Objective → Search the material below for the string "image" and list each line that holds it.

Extracted records →
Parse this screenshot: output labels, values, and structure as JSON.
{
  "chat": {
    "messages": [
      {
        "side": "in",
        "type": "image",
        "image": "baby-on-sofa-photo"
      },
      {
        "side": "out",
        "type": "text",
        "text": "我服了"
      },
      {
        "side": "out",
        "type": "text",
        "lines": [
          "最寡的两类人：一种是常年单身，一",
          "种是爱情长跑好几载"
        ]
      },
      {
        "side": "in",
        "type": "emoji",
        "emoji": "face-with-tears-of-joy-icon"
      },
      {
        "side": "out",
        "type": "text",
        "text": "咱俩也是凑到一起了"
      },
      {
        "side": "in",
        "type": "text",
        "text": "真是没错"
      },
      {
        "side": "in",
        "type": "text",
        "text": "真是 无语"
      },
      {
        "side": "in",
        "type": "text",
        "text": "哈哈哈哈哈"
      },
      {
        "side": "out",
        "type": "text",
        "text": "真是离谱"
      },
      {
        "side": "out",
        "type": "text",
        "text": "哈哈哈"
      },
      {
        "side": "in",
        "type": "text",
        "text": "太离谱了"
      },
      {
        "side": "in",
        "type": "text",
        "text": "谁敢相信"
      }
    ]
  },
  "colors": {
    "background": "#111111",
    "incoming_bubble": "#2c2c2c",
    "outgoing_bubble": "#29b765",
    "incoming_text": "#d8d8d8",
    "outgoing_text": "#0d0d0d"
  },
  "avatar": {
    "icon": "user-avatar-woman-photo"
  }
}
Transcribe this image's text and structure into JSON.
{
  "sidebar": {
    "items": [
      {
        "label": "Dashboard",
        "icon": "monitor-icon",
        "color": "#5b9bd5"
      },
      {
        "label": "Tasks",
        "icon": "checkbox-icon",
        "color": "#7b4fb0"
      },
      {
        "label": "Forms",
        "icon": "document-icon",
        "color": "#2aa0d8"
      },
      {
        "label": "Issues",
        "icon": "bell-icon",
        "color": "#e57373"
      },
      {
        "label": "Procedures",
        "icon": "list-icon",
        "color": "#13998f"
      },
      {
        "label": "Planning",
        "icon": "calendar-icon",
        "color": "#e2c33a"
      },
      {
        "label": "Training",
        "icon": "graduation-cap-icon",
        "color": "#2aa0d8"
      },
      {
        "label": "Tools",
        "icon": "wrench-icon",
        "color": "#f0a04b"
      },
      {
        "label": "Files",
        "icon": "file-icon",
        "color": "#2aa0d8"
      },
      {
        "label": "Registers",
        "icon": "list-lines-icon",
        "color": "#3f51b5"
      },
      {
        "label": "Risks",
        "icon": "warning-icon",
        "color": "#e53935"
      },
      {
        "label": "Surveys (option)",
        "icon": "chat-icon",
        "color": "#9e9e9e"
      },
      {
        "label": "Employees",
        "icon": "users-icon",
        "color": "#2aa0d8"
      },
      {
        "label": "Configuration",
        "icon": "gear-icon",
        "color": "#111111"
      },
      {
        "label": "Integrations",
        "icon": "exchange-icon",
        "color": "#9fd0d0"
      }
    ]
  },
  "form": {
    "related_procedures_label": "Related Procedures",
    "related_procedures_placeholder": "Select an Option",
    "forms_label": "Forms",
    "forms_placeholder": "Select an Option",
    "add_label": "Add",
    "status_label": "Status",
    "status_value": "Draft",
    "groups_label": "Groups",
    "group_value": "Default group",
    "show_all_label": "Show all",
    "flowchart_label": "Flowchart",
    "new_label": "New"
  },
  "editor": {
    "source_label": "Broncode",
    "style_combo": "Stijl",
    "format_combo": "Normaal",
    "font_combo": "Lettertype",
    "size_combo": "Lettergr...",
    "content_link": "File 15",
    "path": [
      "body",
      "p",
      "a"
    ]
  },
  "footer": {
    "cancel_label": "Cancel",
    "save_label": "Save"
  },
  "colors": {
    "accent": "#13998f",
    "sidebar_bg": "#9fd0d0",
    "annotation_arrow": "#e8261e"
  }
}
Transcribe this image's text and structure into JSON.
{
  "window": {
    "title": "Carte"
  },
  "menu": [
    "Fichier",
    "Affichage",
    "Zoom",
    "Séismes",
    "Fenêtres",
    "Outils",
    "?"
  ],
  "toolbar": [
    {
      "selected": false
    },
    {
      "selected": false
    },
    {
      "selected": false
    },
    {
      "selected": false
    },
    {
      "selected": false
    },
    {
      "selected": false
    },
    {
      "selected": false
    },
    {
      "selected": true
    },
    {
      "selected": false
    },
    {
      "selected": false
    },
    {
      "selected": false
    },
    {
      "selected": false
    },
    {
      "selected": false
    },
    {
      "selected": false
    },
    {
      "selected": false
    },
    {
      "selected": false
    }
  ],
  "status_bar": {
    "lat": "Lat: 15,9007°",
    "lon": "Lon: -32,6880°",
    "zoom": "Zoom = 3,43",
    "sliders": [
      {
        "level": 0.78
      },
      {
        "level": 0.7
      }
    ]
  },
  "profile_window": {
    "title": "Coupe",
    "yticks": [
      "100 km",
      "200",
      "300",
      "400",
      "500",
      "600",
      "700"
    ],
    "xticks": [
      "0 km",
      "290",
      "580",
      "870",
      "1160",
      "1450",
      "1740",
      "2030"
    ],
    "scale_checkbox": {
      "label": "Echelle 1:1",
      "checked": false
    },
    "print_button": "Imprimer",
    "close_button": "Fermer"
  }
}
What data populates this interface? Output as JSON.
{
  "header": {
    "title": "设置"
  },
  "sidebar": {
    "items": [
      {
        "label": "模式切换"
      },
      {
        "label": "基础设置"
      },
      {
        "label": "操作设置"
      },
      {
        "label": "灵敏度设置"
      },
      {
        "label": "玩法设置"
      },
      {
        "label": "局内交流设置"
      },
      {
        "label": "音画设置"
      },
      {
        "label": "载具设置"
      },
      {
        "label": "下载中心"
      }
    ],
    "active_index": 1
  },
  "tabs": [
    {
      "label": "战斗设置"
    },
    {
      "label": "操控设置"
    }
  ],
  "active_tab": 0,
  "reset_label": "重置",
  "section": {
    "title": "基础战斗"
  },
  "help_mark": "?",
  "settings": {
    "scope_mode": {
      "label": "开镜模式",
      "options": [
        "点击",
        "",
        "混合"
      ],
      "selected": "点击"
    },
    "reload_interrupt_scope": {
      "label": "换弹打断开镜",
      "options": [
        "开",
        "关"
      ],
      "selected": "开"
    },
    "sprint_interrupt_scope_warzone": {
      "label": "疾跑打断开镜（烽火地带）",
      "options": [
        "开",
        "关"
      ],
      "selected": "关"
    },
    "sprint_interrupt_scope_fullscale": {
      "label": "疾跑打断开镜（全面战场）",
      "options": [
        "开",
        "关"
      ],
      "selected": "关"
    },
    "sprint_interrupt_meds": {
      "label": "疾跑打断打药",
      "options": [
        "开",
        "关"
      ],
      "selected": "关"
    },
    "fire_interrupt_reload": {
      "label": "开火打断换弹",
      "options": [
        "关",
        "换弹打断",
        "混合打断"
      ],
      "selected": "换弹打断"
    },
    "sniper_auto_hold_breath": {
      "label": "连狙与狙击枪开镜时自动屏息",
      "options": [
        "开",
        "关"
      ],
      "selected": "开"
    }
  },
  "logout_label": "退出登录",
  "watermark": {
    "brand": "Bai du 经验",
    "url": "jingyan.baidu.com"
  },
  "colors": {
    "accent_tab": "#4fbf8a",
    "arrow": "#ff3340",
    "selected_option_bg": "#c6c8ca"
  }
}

Solution for this task →
        "type": "image",
        "image": "baby-on-sofa-photo"
Transcribe this image's text and structure into JSON.
Transcribe this image's text and structure into JSON.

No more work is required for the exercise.